» PROBLEM TO WORK ON: Set each entry down verbatim, omitting images.

» Figure record listings:
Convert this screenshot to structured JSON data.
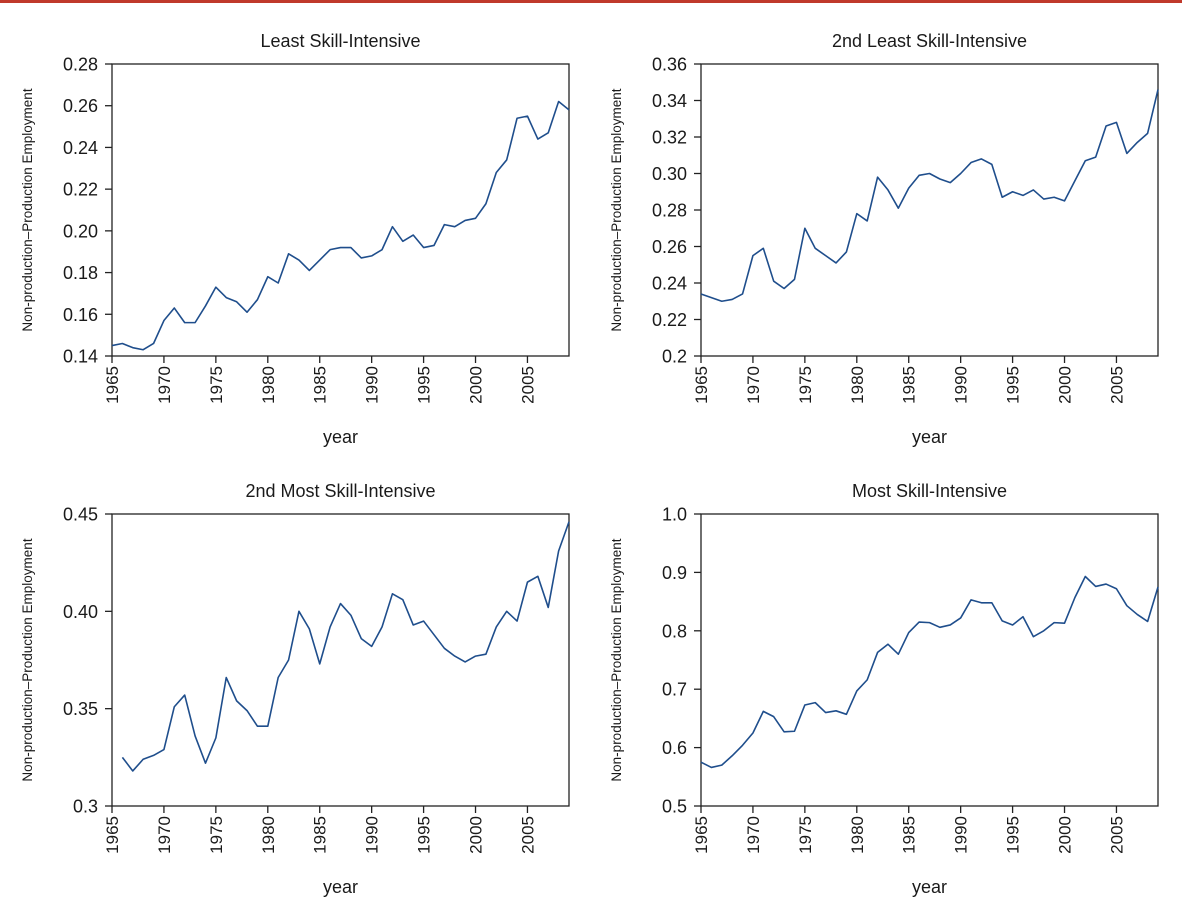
{
  "colors": {
    "series": "#1f4e8c",
    "top_rule": "#c0392b",
    "axis": "#222222"
  },
  "chart_data": [
    {
      "type": "line",
      "title": "Least Skill-Intensive",
      "xlabel": "year",
      "ylabel": "Non-production–Production Employment",
      "xlim": [
        1965,
        2009
      ],
      "ylim": [
        0.14,
        0.28
      ],
      "xticks": [
        1965,
        1970,
        1975,
        1980,
        1985,
        1990,
        1995,
        2000,
        2005
      ],
      "yticks": [
        0.14,
        0.16,
        0.18,
        0.2,
        0.22,
        0.24,
        0.26,
        0.28
      ],
      "ytick_labels": [
        "0.14",
        "0.16",
        "0.18",
        "0.20",
        "0.22",
        "0.24",
        "0.26",
        "0.28"
      ],
      "grid": false,
      "series": [
        {
          "x": [
            1965,
            1966,
            1967,
            1968,
            1969,
            1970,
            1971,
            1972,
            1973,
            1974,
            1975,
            1976,
            1977,
            1978,
            1979,
            1980,
            1981,
            1982,
            1983,
            1984,
            1985,
            1986,
            1987,
            1988,
            1989,
            1990,
            1991,
            1992,
            1993,
            1994,
            1995,
            1996,
            1997,
            1998,
            1999,
            2000,
            2001,
            2002,
            2003,
            2004,
            2005,
            2006,
            2007,
            2008,
            2009
          ],
          "values": [
            0.145,
            0.146,
            0.144,
            0.143,
            0.146,
            0.157,
            0.163,
            0.156,
            0.156,
            0.164,
            0.173,
            0.168,
            0.166,
            0.161,
            0.167,
            0.178,
            0.175,
            0.189,
            0.186,
            0.181,
            0.186,
            0.191,
            0.192,
            0.192,
            0.187,
            0.188,
            0.191,
            0.202,
            0.195,
            0.198,
            0.192,
            0.193,
            0.203,
            0.202,
            0.205,
            0.206,
            0.213,
            0.228,
            0.234,
            0.254,
            0.255,
            0.244,
            0.247,
            0.262,
            0.258
          ]
        }
      ]
    },
    {
      "type": "line",
      "title": "2nd Least Skill-Intensive",
      "xlabel": "year",
      "ylabel": "Non-production–Production Employment",
      "xlim": [
        1965,
        2009
      ],
      "ylim": [
        0.2,
        0.36
      ],
      "xticks": [
        1965,
        1970,
        1975,
        1980,
        1985,
        1990,
        1995,
        2000,
        2005
      ],
      "yticks": [
        0.2,
        0.22,
        0.24,
        0.26,
        0.28,
        0.3,
        0.32,
        0.34,
        0.36
      ],
      "ytick_labels": [
        "0.2",
        "0.22",
        "0.24",
        "0.26",
        "0.28",
        "0.30",
        "0.32",
        "0.34",
        "0.36"
      ],
      "grid": false,
      "series": [
        {
          "x": [
            1965,
            1966,
            1967,
            1968,
            1969,
            1970,
            1971,
            1972,
            1973,
            1974,
            1975,
            1976,
            1977,
            1978,
            1979,
            1980,
            1981,
            1982,
            1983,
            1984,
            1985,
            1986,
            1987,
            1988,
            1989,
            1990,
            1991,
            1992,
            1993,
            1994,
            1995,
            1996,
            1997,
            1998,
            1999,
            2000,
            2001,
            2002,
            2003,
            2004,
            2005,
            2006,
            2007,
            2008,
            2009
          ],
          "values": [
            0.234,
            0.232,
            0.23,
            0.231,
            0.234,
            0.255,
            0.259,
            0.241,
            0.237,
            0.242,
            0.27,
            0.259,
            0.255,
            0.251,
            0.257,
            0.278,
            0.274,
            0.298,
            0.291,
            0.281,
            0.292,
            0.299,
            0.3,
            0.297,
            0.295,
            0.3,
            0.306,
            0.308,
            0.305,
            0.287,
            0.29,
            0.288,
            0.291,
            0.286,
            0.287,
            0.285,
            0.296,
            0.307,
            0.309,
            0.326,
            0.328,
            0.311,
            0.317,
            0.322,
            0.346
          ]
        }
      ]
    },
    {
      "type": "line",
      "title": "2nd Most Skill-Intensive",
      "xlabel": "year",
      "ylabel": "Non-production–Production Employment",
      "xlim": [
        1965,
        2009
      ],
      "ylim": [
        0.3,
        0.45
      ],
      "xticks": [
        1965,
        1970,
        1975,
        1980,
        1985,
        1990,
        1995,
        2000,
        2005
      ],
      "yticks": [
        0.3,
        0.35,
        0.4,
        0.45
      ],
      "ytick_labels": [
        "0.3",
        "0.35",
        "0.40",
        "0.45"
      ],
      "grid": false,
      "series": [
        {
          "x": [
            1966,
            1967,
            1968,
            1969,
            1970,
            1971,
            1972,
            1973,
            1974,
            1975,
            1976,
            1977,
            1978,
            1979,
            1980,
            1981,
            1982,
            1983,
            1984,
            1985,
            1986,
            1987,
            1988,
            1989,
            1990,
            1991,
            1992,
            1993,
            1994,
            1995,
            1996,
            1997,
            1998,
            1999,
            2000,
            2001,
            2002,
            2003,
            2004,
            2005,
            2006,
            2007,
            2008,
            2009
          ],
          "values": [
            0.325,
            0.318,
            0.324,
            0.326,
            0.329,
            0.351,
            0.357,
            0.336,
            0.322,
            0.335,
            0.366,
            0.354,
            0.349,
            0.341,
            0.341,
            0.366,
            0.375,
            0.4,
            0.391,
            0.373,
            0.392,
            0.404,
            0.398,
            0.386,
            0.382,
            0.392,
            0.409,
            0.406,
            0.393,
            0.395,
            0.388,
            0.381,
            0.377,
            0.374,
            0.377,
            0.378,
            0.392,
            0.4,
            0.395,
            0.415,
            0.418,
            0.402,
            0.431,
            0.446
          ]
        }
      ]
    },
    {
      "type": "line",
      "title": "Most Skill-Intensive",
      "xlabel": "year",
      "ylabel": "Non-production–Production Employment",
      "xlim": [
        1965,
        2009
      ],
      "ylim": [
        0.5,
        1.0
      ],
      "xticks": [
        1965,
        1970,
        1975,
        1980,
        1985,
        1990,
        1995,
        2000,
        2005
      ],
      "yticks": [
        0.5,
        0.6,
        0.7,
        0.8,
        0.9,
        1.0
      ],
      "ytick_labels": [
        "0.5",
        "0.6",
        "0.7",
        "0.8",
        "0.9",
        "1.0"
      ],
      "grid": false,
      "series": [
        {
          "x": [
            1965,
            1966,
            1967,
            1968,
            1969,
            1970,
            1971,
            1972,
            1973,
            1974,
            1975,
            1976,
            1977,
            1978,
            1979,
            1980,
            1981,
            1982,
            1983,
            1984,
            1985,
            1986,
            1987,
            1988,
            1989,
            1990,
            1991,
            1992,
            1993,
            1994,
            1995,
            1996,
            1997,
            1998,
            1999,
            2000,
            2001,
            2002,
            2003,
            2004,
            2005,
            2006,
            2007,
            2008,
            2009
          ],
          "values": [
            0.575,
            0.566,
            0.57,
            0.586,
            0.604,
            0.625,
            0.662,
            0.653,
            0.627,
            0.628,
            0.673,
            0.677,
            0.66,
            0.663,
            0.657,
            0.697,
            0.716,
            0.763,
            0.777,
            0.76,
            0.797,
            0.815,
            0.814,
            0.806,
            0.81,
            0.822,
            0.853,
            0.848,
            0.848,
            0.817,
            0.81,
            0.824,
            0.79,
            0.8,
            0.814,
            0.813,
            0.857,
            0.893,
            0.876,
            0.88,
            0.872,
            0.843,
            0.828,
            0.816,
            0.875
          ]
        }
      ]
    }
  ]
}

» OUTPUT OF THE EXERCISE:
Convert this screenshot to structured JSON data.
{
  "colors": {
    "series": "#1f4e8c",
    "top_rule": "#c0392b",
    "axis": "#222222"
  },
  "chart_data": [
    {
      "type": "line",
      "title": "Least Skill-Intensive",
      "xlabel": "year",
      "ylabel": "Non-production–Production Employment",
      "xlim": [
        1965,
        2009
      ],
      "ylim": [
        0.14,
        0.28
      ],
      "xticks": [
        1965,
        1970,
        1975,
        1980,
        1985,
        1990,
        1995,
        2000,
        2005
      ],
      "yticks": [
        0.14,
        0.16,
        0.18,
        0.2,
        0.22,
        0.24,
        0.26,
        0.28
      ],
      "ytick_labels": [
        "0.14",
        "0.16",
        "0.18",
        "0.20",
        "0.22",
        "0.24",
        "0.26",
        "0.28"
      ],
      "grid": false,
      "series": [
        {
          "x": [
            1965,
            1966,
            1967,
            1968,
            1969,
            1970,
            1971,
            1972,
            1973,
            1974,
            1975,
            1976,
            1977,
            1978,
            1979,
            1980,
            1981,
            1982,
            1983,
            1984,
            1985,
            1986,
            1987,
            1988,
            1989,
            1990,
            1991,
            1992,
            1993,
            1994,
            1995,
            1996,
            1997,
            1998,
            1999,
            2000,
            2001,
            2002,
            2003,
            2004,
            2005,
            2006,
            2007,
            2008,
            2009
          ],
          "values": [
            0.145,
            0.146,
            0.144,
            0.143,
            0.146,
            0.157,
            0.163,
            0.156,
            0.156,
            0.164,
            0.173,
            0.168,
            0.166,
            0.161,
            0.167,
            0.178,
            0.175,
            0.189,
            0.186,
            0.181,
            0.186,
            0.191,
            0.192,
            0.192,
            0.187,
            0.188,
            0.191,
            0.202,
            0.195,
            0.198,
            0.192,
            0.193,
            0.203,
            0.202,
            0.205,
            0.206,
            0.213,
            0.228,
            0.234,
            0.254,
            0.255,
            0.244,
            0.247,
            0.262,
            0.258
          ]
        }
      ]
    },
    {
      "type": "line",
      "title": "2nd Least Skill-Intensive",
      "xlabel": "year",
      "ylabel": "Non-production–Production Employment",
      "xlim": [
        1965,
        2009
      ],
      "ylim": [
        0.2,
        0.36
      ],
      "xticks": [
        1965,
        1970,
        1975,
        1980,
        1985,
        1990,
        1995,
        2000,
        2005
      ],
      "yticks": [
        0.2,
        0.22,
        0.24,
        0.26,
        0.28,
        0.3,
        0.32,
        0.34,
        0.36
      ],
      "ytick_labels": [
        "0.2",
        "0.22",
        "0.24",
        "0.26",
        "0.28",
        "0.30",
        "0.32",
        "0.34",
        "0.36"
      ],
      "grid": false,
      "series": [
        {
          "x": [
            1965,
            1966,
            1967,
            1968,
            1969,
            1970,
            1971,
            1972,
            1973,
            1974,
            1975,
            1976,
            1977,
            1978,
            1979,
            1980,
            1981,
            1982,
            1983,
            1984,
            1985,
            1986,
            1987,
            1988,
            1989,
            1990,
            1991,
            1992,
            1993,
            1994,
            1995,
            1996,
            1997,
            1998,
            1999,
            2000,
            2001,
            2002,
            2003,
            2004,
            2005,
            2006,
            2007,
            2008,
            2009
          ],
          "values": [
            0.234,
            0.232,
            0.23,
            0.231,
            0.234,
            0.255,
            0.259,
            0.241,
            0.237,
            0.242,
            0.27,
            0.259,
            0.255,
            0.251,
            0.257,
            0.278,
            0.274,
            0.298,
            0.291,
            0.281,
            0.292,
            0.299,
            0.3,
            0.297,
            0.295,
            0.3,
            0.306,
            0.308,
            0.305,
            0.287,
            0.29,
            0.288,
            0.291,
            0.286,
            0.287,
            0.285,
            0.296,
            0.307,
            0.309,
            0.326,
            0.328,
            0.311,
            0.317,
            0.322,
            0.346
          ]
        }
      ]
    },
    {
      "type": "line",
      "title": "2nd Most Skill-Intensive",
      "xlabel": "year",
      "ylabel": "Non-production–Production Employment",
      "xlim": [
        1965,
        2009
      ],
      "ylim": [
        0.3,
        0.45
      ],
      "xticks": [
        1965,
        1970,
        1975,
        1980,
        1985,
        1990,
        1995,
        2000,
        2005
      ],
      "yticks": [
        0.3,
        0.35,
        0.4,
        0.45
      ],
      "ytick_labels": [
        "0.3",
        "0.35",
        "0.40",
        "0.45"
      ],
      "grid": false,
      "series": [
        {
          "x": [
            1966,
            1967,
            1968,
            1969,
            1970,
            1971,
            1972,
            1973,
            1974,
            1975,
            1976,
            1977,
            1978,
            1979,
            1980,
            1981,
            1982,
            1983,
            1984,
            1985,
            1986,
            1987,
            1988,
            1989,
            1990,
            1991,
            1992,
            1993,
            1994,
            1995,
            1996,
            1997,
            1998,
            1999,
            2000,
            2001,
            2002,
            2003,
            2004,
            2005,
            2006,
            2007,
            2008,
            2009
          ],
          "values": [
            0.325,
            0.318,
            0.324,
            0.326,
            0.329,
            0.351,
            0.357,
            0.336,
            0.322,
            0.335,
            0.366,
            0.354,
            0.349,
            0.341,
            0.341,
            0.366,
            0.375,
            0.4,
            0.391,
            0.373,
            0.392,
            0.404,
            0.398,
            0.386,
            0.382,
            0.392,
            0.409,
            0.406,
            0.393,
            0.395,
            0.388,
            0.381,
            0.377,
            0.374,
            0.377,
            0.378,
            0.392,
            0.4,
            0.395,
            0.415,
            0.418,
            0.402,
            0.431,
            0.446
          ]
        }
      ]
    },
    {
      "type": "line",
      "title": "Most Skill-Intensive",
      "xlabel": "year",
      "ylabel": "Non-production–Production Employment",
      "xlim": [
        1965,
        2009
      ],
      "ylim": [
        0.5,
        1.0
      ],
      "xticks": [
        1965,
        1970,
        1975,
        1980,
        1985,
        1990,
        1995,
        2000,
        2005
      ],
      "yticks": [
        0.5,
        0.6,
        0.7,
        0.8,
        0.9,
        1.0
      ],
      "ytick_labels": [
        "0.5",
        "0.6",
        "0.7",
        "0.8",
        "0.9",
        "1.0"
      ],
      "grid": false,
      "series": [
        {
          "x": [
            1965,
            1966,
            1967,
            1968,
            1969,
            1970,
            1971,
            1972,
            1973,
            1974,
            1975,
            1976,
            1977,
            1978,
            1979,
            1980,
            1981,
            1982,
            1983,
            1984,
            1985,
            1986,
            1987,
            1988,
            1989,
            1990,
            1991,
            1992,
            1993,
            1994,
            1995,
            1996,
            1997,
            1998,
            1999,
            2000,
            2001,
            2002,
            2003,
            2004,
            2005,
            2006,
            2007,
            2008,
            2009
          ],
          "values": [
            0.575,
            0.566,
            0.57,
            0.586,
            0.604,
            0.625,
            0.662,
            0.653,
            0.627,
            0.628,
            0.673,
            0.677,
            0.66,
            0.663,
            0.657,
            0.697,
            0.716,
            0.763,
            0.777,
            0.76,
            0.797,
            0.815,
            0.814,
            0.806,
            0.81,
            0.822,
            0.853,
            0.848,
            0.848,
            0.817,
            0.81,
            0.824,
            0.79,
            0.8,
            0.814,
            0.813,
            0.857,
            0.893,
            0.876,
            0.88,
            0.872,
            0.843,
            0.828,
            0.816,
            0.875
          ]
        }
      ]
    }
  ]
}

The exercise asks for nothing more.